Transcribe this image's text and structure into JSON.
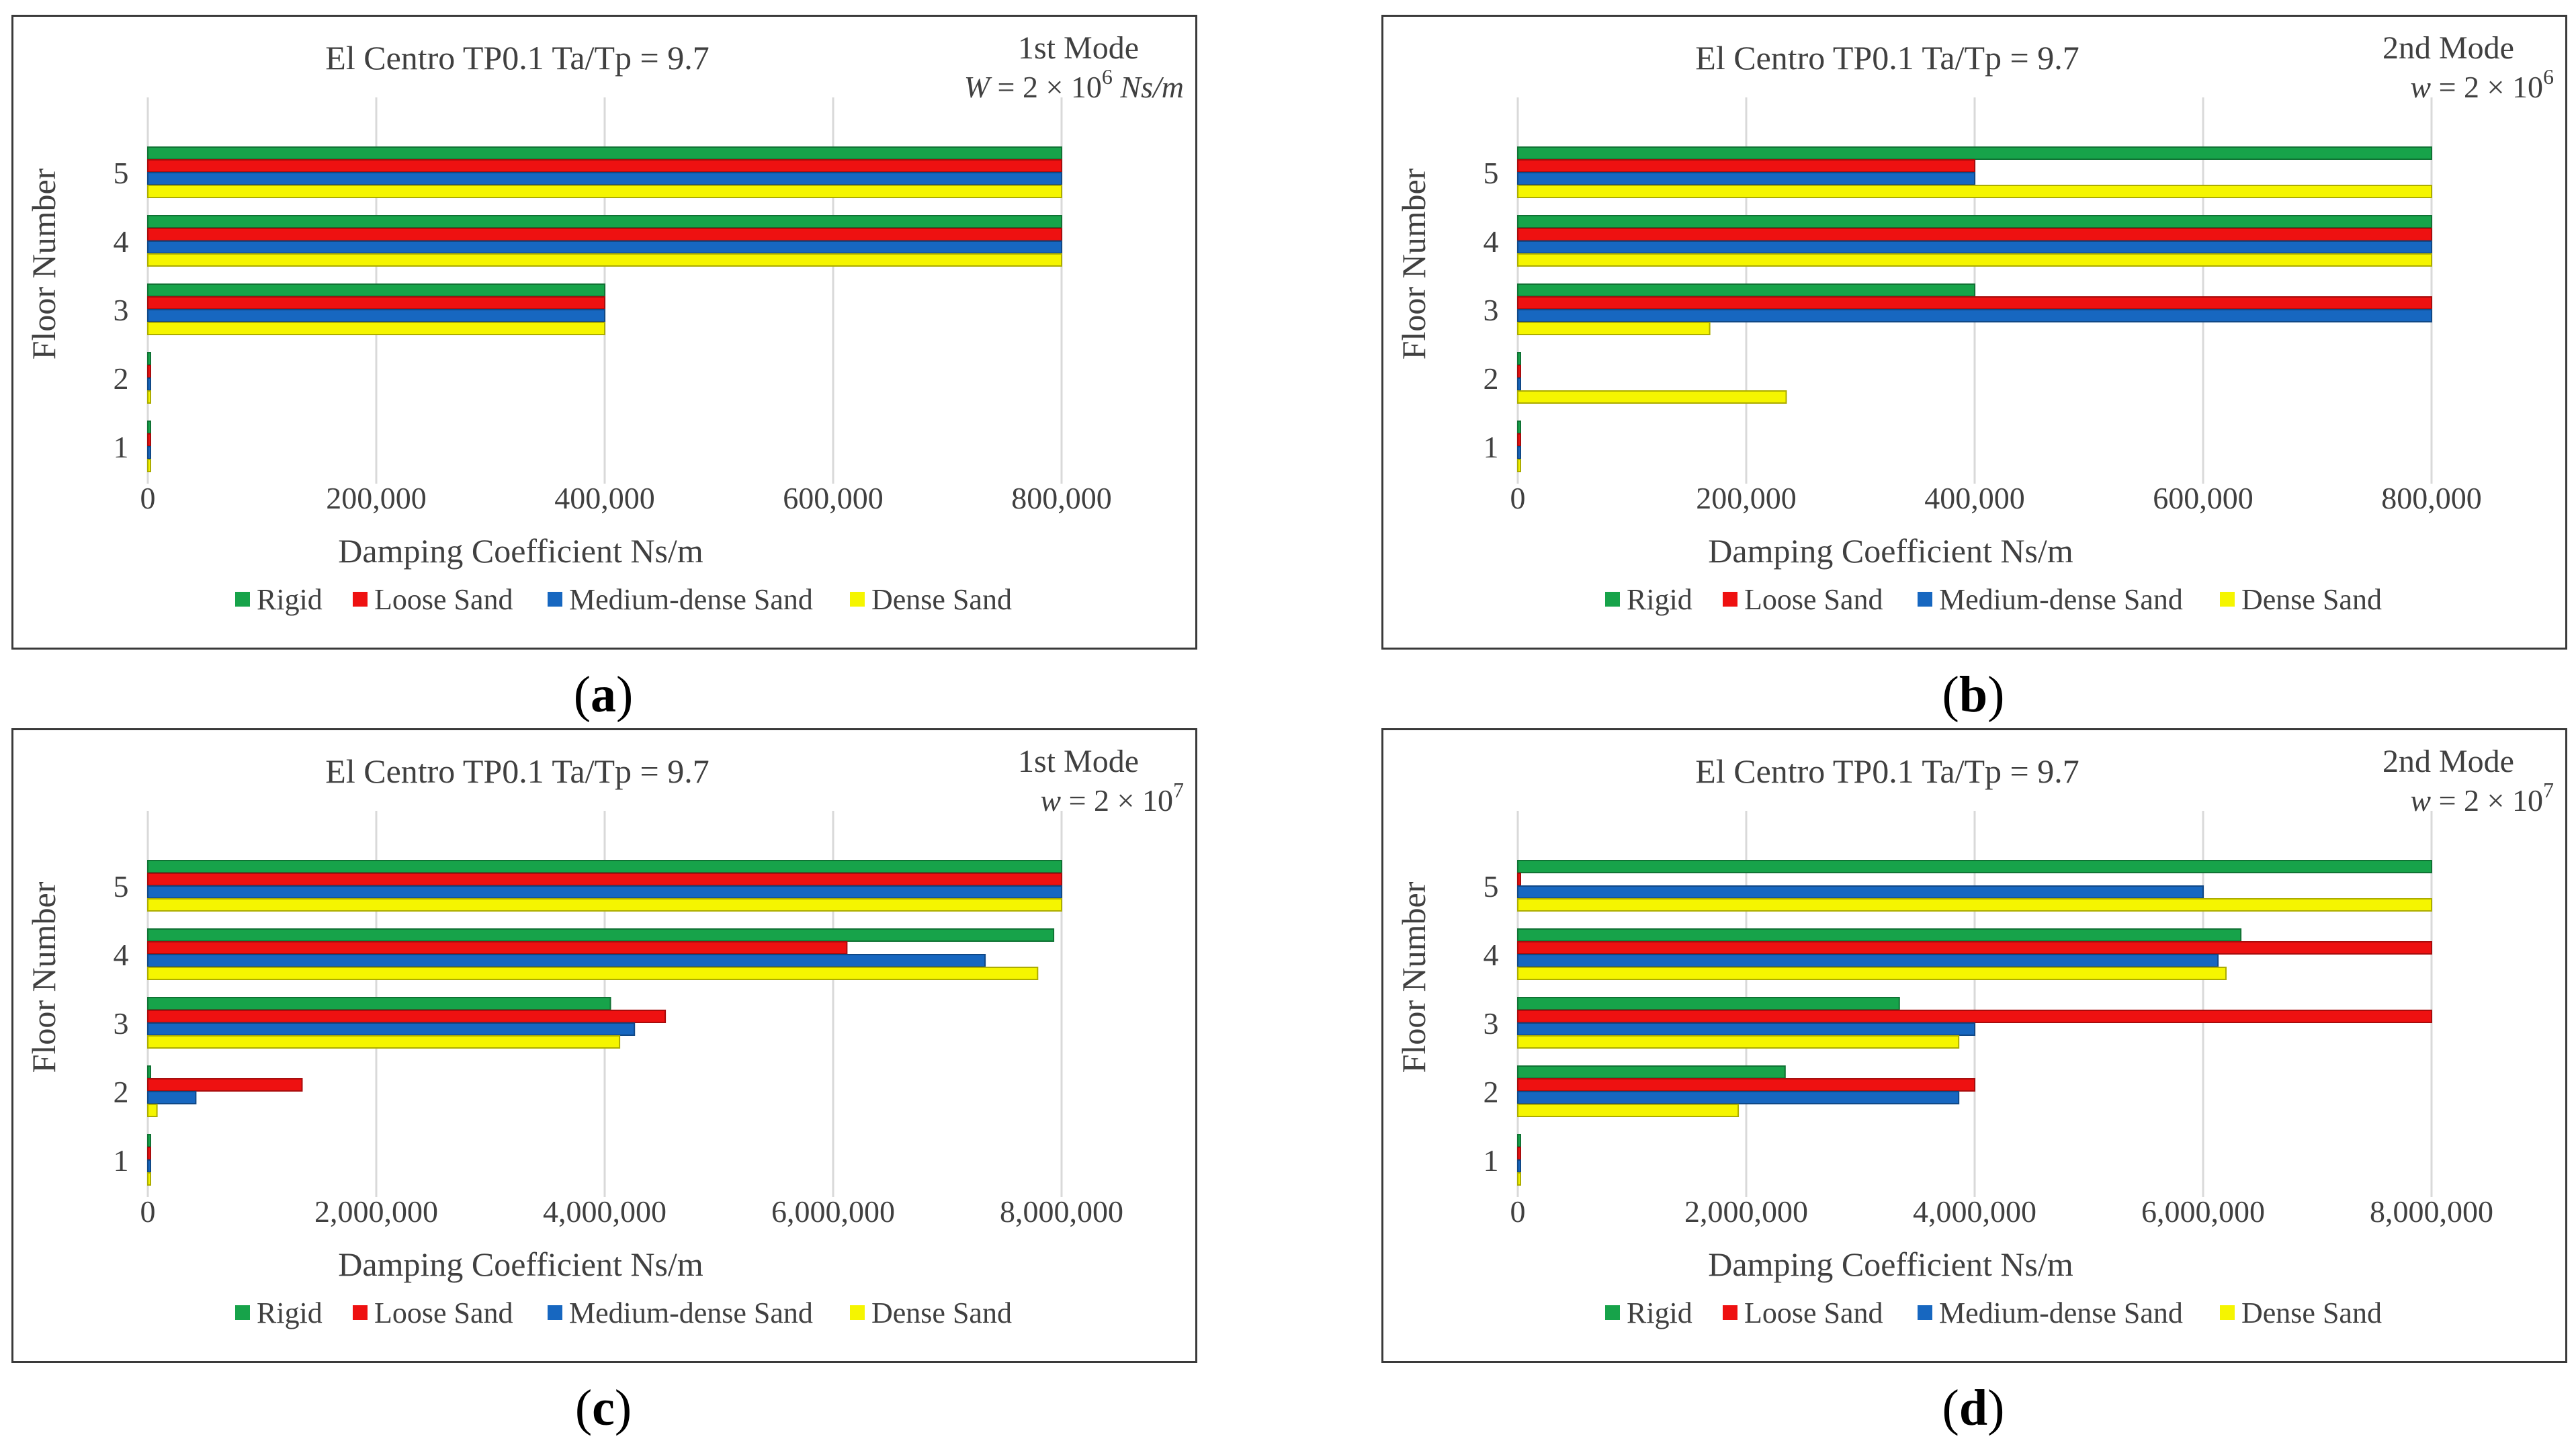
{
  "figure": {
    "captions": [
      "a",
      "b",
      "c",
      "d"
    ]
  },
  "colors": {
    "Rigid": "#17a34a",
    "Loose Sand": "#ee1111",
    "Medium-dense Sand": "#1767c0",
    "Dense Sand": "#f5f500",
    "grid": "#d9d9d9",
    "text": "#404040"
  },
  "chart_data": [
    {
      "type": "bar",
      "orientation": "horizontal",
      "title": "El Centro TP0.1  Ta/Tp = 9.7",
      "mode_label": "1st Mode",
      "mode_formula": "W = 2 × 10^6 Ns/m",
      "formula_parts": {
        "var": "W",
        "base": " = 2 × 10",
        "exp": "6",
        "unit": " Ns/m"
      },
      "xlabel": "Damping Coefficient Ns/m",
      "ylabel": "Floor Number",
      "categories": [
        "1",
        "2",
        "3",
        "4",
        "5"
      ],
      "xlim": [
        0,
        800000
      ],
      "xticks": [
        0,
        200000,
        400000,
        600000,
        800000
      ],
      "xtick_labels": [
        "0",
        "200,000",
        "400,000",
        "600,000",
        "800,000"
      ],
      "series": [
        {
          "name": "Rigid",
          "values": [
            2000,
            2000,
            400000,
            800000,
            800000
          ]
        },
        {
          "name": "Loose Sand",
          "values": [
            2000,
            2000,
            400000,
            800000,
            800000
          ]
        },
        {
          "name": "Medium-dense Sand",
          "values": [
            2000,
            2000,
            400000,
            800000,
            800000
          ]
        },
        {
          "name": "Dense Sand",
          "values": [
            2000,
            2000,
            400000,
            800000,
            800000
          ]
        }
      ],
      "legend": [
        "Rigid",
        "Loose Sand",
        "Medium-dense Sand",
        "Dense Sand"
      ]
    },
    {
      "type": "bar",
      "orientation": "horizontal",
      "title": "El Centro TP0.1  Ta/Tp = 9.7",
      "mode_label": "2nd Mode",
      "mode_formula": "w = 2 × 10^6",
      "formula_parts": {
        "var": "w",
        "base": " = 2 × 10",
        "exp": "6",
        "unit": ""
      },
      "xlabel": "Damping Coefficient Ns/m",
      "ylabel": "Floor Number",
      "categories": [
        "1",
        "2",
        "3",
        "4",
        "5"
      ],
      "xlim": [
        0,
        800000
      ],
      "xticks": [
        0,
        200000,
        400000,
        600000,
        800000
      ],
      "xtick_labels": [
        "0",
        "200,000",
        "400,000",
        "600,000",
        "800,000"
      ],
      "series": [
        {
          "name": "Rigid",
          "values": [
            2000,
            2000,
            400000,
            800000,
            800000
          ]
        },
        {
          "name": "Loose Sand",
          "values": [
            2000,
            2000,
            800000,
            800000,
            400000
          ]
        },
        {
          "name": "Medium-dense Sand",
          "values": [
            2000,
            2000,
            800000,
            800000,
            400000
          ]
        },
        {
          "name": "Dense Sand",
          "values": [
            2000,
            235000,
            168000,
            800000,
            800000
          ]
        }
      ],
      "legend": [
        "Rigid",
        "Loose Sand",
        "Medium-dense Sand",
        "Dense Sand"
      ]
    },
    {
      "type": "bar",
      "orientation": "horizontal",
      "title": "El Centro TP0.1  Ta/Tp = 9.7",
      "mode_label": "1st Mode",
      "mode_formula": "w = 2 × 10^7",
      "formula_parts": {
        "var": "w",
        "base": " = 2 × 10",
        "exp": "7",
        "unit": ""
      },
      "xlabel": "Damping Coefficient Ns/m",
      "ylabel": "Floor Number",
      "categories": [
        "1",
        "2",
        "3",
        "4",
        "5"
      ],
      "xlim": [
        0,
        8000000
      ],
      "xticks": [
        0,
        2000000,
        4000000,
        6000000,
        8000000
      ],
      "xtick_labels": [
        "0",
        "2,000,000",
        "4,000,000",
        "6,000,000",
        "8,000,000"
      ],
      "series": [
        {
          "name": "Rigid",
          "values": [
            20000,
            20000,
            4050000,
            7930000,
            8000000
          ]
        },
        {
          "name": "Loose Sand",
          "values": [
            20000,
            1350000,
            4530000,
            6120000,
            8000000
          ]
        },
        {
          "name": "Medium-dense Sand",
          "values": [
            20000,
            420000,
            4260000,
            7330000,
            8000000
          ]
        },
        {
          "name": "Dense Sand",
          "values": [
            20000,
            80000,
            4130000,
            7790000,
            8000000
          ]
        }
      ],
      "legend": [
        "Rigid",
        "Loose Sand",
        "Medium-dense Sand",
        "Dense Sand"
      ]
    },
    {
      "type": "bar",
      "orientation": "horizontal",
      "title": "El Centro TP0.1  Ta/Tp = 9.7",
      "mode_label": "2nd Mode",
      "mode_formula": "w = 2 × 10^7",
      "formula_parts": {
        "var": "w",
        "base": " = 2 × 10",
        "exp": "7",
        "unit": ""
      },
      "xlabel": "Damping Coefficient Ns/m",
      "ylabel": "Floor Number",
      "categories": [
        "1",
        "2",
        "3",
        "4",
        "5"
      ],
      "xlim": [
        0,
        8000000
      ],
      "xticks": [
        0,
        2000000,
        4000000,
        6000000,
        8000000
      ],
      "xtick_labels": [
        "0",
        "2,000,000",
        "4,000,000",
        "6,000,000",
        "8,000,000"
      ],
      "series": [
        {
          "name": "Rigid",
          "values": [
            20000,
            2340000,
            3340000,
            6330000,
            8000000
          ]
        },
        {
          "name": "Loose Sand",
          "values": [
            20000,
            4000000,
            8000000,
            8000000,
            20000
          ]
        },
        {
          "name": "Medium-dense Sand",
          "values": [
            20000,
            3860000,
            4000000,
            6130000,
            6000000
          ]
        },
        {
          "name": "Dense Sand",
          "values": [
            20000,
            1930000,
            3860000,
            6200000,
            8000000
          ]
        }
      ],
      "legend": [
        "Rigid",
        "Loose Sand",
        "Medium-dense Sand",
        "Dense Sand"
      ]
    }
  ]
}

################

WRITTEN INSTRUCTION: With the pictures omitted, reproduce the records in full and exactly.

ANSWER:
Transcribe this image's text and structure into JSON.
{
  "figure": {
    "captions": [
      "a",
      "b",
      "c",
      "d"
    ]
  },
  "colors": {
    "Rigid": "#17a34a",
    "Loose Sand": "#ee1111",
    "Medium-dense Sand": "#1767c0",
    "Dense Sand": "#f5f500",
    "grid": "#d9d9d9",
    "text": "#404040"
  },
  "chart_data": [
    {
      "type": "bar",
      "orientation": "horizontal",
      "title": "El Centro TP0.1  Ta/Tp = 9.7",
      "mode_label": "1st Mode",
      "mode_formula": "W = 2 × 10^6 Ns/m",
      "formula_parts": {
        "var": "W",
        "base": " = 2 × 10",
        "exp": "6",
        "unit": " Ns/m"
      },
      "xlabel": "Damping Coefficient Ns/m",
      "ylabel": "Floor Number",
      "categories": [
        "1",
        "2",
        "3",
        "4",
        "5"
      ],
      "xlim": [
        0,
        800000
      ],
      "xticks": [
        0,
        200000,
        400000,
        600000,
        800000
      ],
      "xtick_labels": [
        "0",
        "200,000",
        "400,000",
        "600,000",
        "800,000"
      ],
      "series": [
        {
          "name": "Rigid",
          "values": [
            2000,
            2000,
            400000,
            800000,
            800000
          ]
        },
        {
          "name": "Loose Sand",
          "values": [
            2000,
            2000,
            400000,
            800000,
            800000
          ]
        },
        {
          "name": "Medium-dense Sand",
          "values": [
            2000,
            2000,
            400000,
            800000,
            800000
          ]
        },
        {
          "name": "Dense Sand",
          "values": [
            2000,
            2000,
            400000,
            800000,
            800000
          ]
        }
      ],
      "legend": [
        "Rigid",
        "Loose Sand",
        "Medium-dense Sand",
        "Dense Sand"
      ]
    },
    {
      "type": "bar",
      "orientation": "horizontal",
      "title": "El Centro TP0.1  Ta/Tp = 9.7",
      "mode_label": "2nd Mode",
      "mode_formula": "w = 2 × 10^6",
      "formula_parts": {
        "var": "w",
        "base": " = 2 × 10",
        "exp": "6",
        "unit": ""
      },
      "xlabel": "Damping Coefficient Ns/m",
      "ylabel": "Floor Number",
      "categories": [
        "1",
        "2",
        "3",
        "4",
        "5"
      ],
      "xlim": [
        0,
        800000
      ],
      "xticks": [
        0,
        200000,
        400000,
        600000,
        800000
      ],
      "xtick_labels": [
        "0",
        "200,000",
        "400,000",
        "600,000",
        "800,000"
      ],
      "series": [
        {
          "name": "Rigid",
          "values": [
            2000,
            2000,
            400000,
            800000,
            800000
          ]
        },
        {
          "name": "Loose Sand",
          "values": [
            2000,
            2000,
            800000,
            800000,
            400000
          ]
        },
        {
          "name": "Medium-dense Sand",
          "values": [
            2000,
            2000,
            800000,
            800000,
            400000
          ]
        },
        {
          "name": "Dense Sand",
          "values": [
            2000,
            235000,
            168000,
            800000,
            800000
          ]
        }
      ],
      "legend": [
        "Rigid",
        "Loose Sand",
        "Medium-dense Sand",
        "Dense Sand"
      ]
    },
    {
      "type": "bar",
      "orientation": "horizontal",
      "title": "El Centro TP0.1  Ta/Tp = 9.7",
      "mode_label": "1st Mode",
      "mode_formula": "w = 2 × 10^7",
      "formula_parts": {
        "var": "w",
        "base": " = 2 × 10",
        "exp": "7",
        "unit": ""
      },
      "xlabel": "Damping Coefficient Ns/m",
      "ylabel": "Floor Number",
      "categories": [
        "1",
        "2",
        "3",
        "4",
        "5"
      ],
      "xlim": [
        0,
        8000000
      ],
      "xticks": [
        0,
        2000000,
        4000000,
        6000000,
        8000000
      ],
      "xtick_labels": [
        "0",
        "2,000,000",
        "4,000,000",
        "6,000,000",
        "8,000,000"
      ],
      "series": [
        {
          "name": "Rigid",
          "values": [
            20000,
            20000,
            4050000,
            7930000,
            8000000
          ]
        },
        {
          "name": "Loose Sand",
          "values": [
            20000,
            1350000,
            4530000,
            6120000,
            8000000
          ]
        },
        {
          "name": "Medium-dense Sand",
          "values": [
            20000,
            420000,
            4260000,
            7330000,
            8000000
          ]
        },
        {
          "name": "Dense Sand",
          "values": [
            20000,
            80000,
            4130000,
            7790000,
            8000000
          ]
        }
      ],
      "legend": [
        "Rigid",
        "Loose Sand",
        "Medium-dense Sand",
        "Dense Sand"
      ]
    },
    {
      "type": "bar",
      "orientation": "horizontal",
      "title": "El Centro TP0.1  Ta/Tp = 9.7",
      "mode_label": "2nd Mode",
      "mode_formula": "w = 2 × 10^7",
      "formula_parts": {
        "var": "w",
        "base": " = 2 × 10",
        "exp": "7",
        "unit": ""
      },
      "xlabel": "Damping Coefficient Ns/m",
      "ylabel": "Floor Number",
      "categories": [
        "1",
        "2",
        "3",
        "4",
        "5"
      ],
      "xlim": [
        0,
        8000000
      ],
      "xticks": [
        0,
        2000000,
        4000000,
        6000000,
        8000000
      ],
      "xtick_labels": [
        "0",
        "2,000,000",
        "4,000,000",
        "6,000,000",
        "8,000,000"
      ],
      "series": [
        {
          "name": "Rigid",
          "values": [
            20000,
            2340000,
            3340000,
            6330000,
            8000000
          ]
        },
        {
          "name": "Loose Sand",
          "values": [
            20000,
            4000000,
            8000000,
            8000000,
            20000
          ]
        },
        {
          "name": "Medium-dense Sand",
          "values": [
            20000,
            3860000,
            4000000,
            6130000,
            6000000
          ]
        },
        {
          "name": "Dense Sand",
          "values": [
            20000,
            1930000,
            3860000,
            6200000,
            8000000
          ]
        }
      ],
      "legend": [
        "Rigid",
        "Loose Sand",
        "Medium-dense Sand",
        "Dense Sand"
      ]
    }
  ]
}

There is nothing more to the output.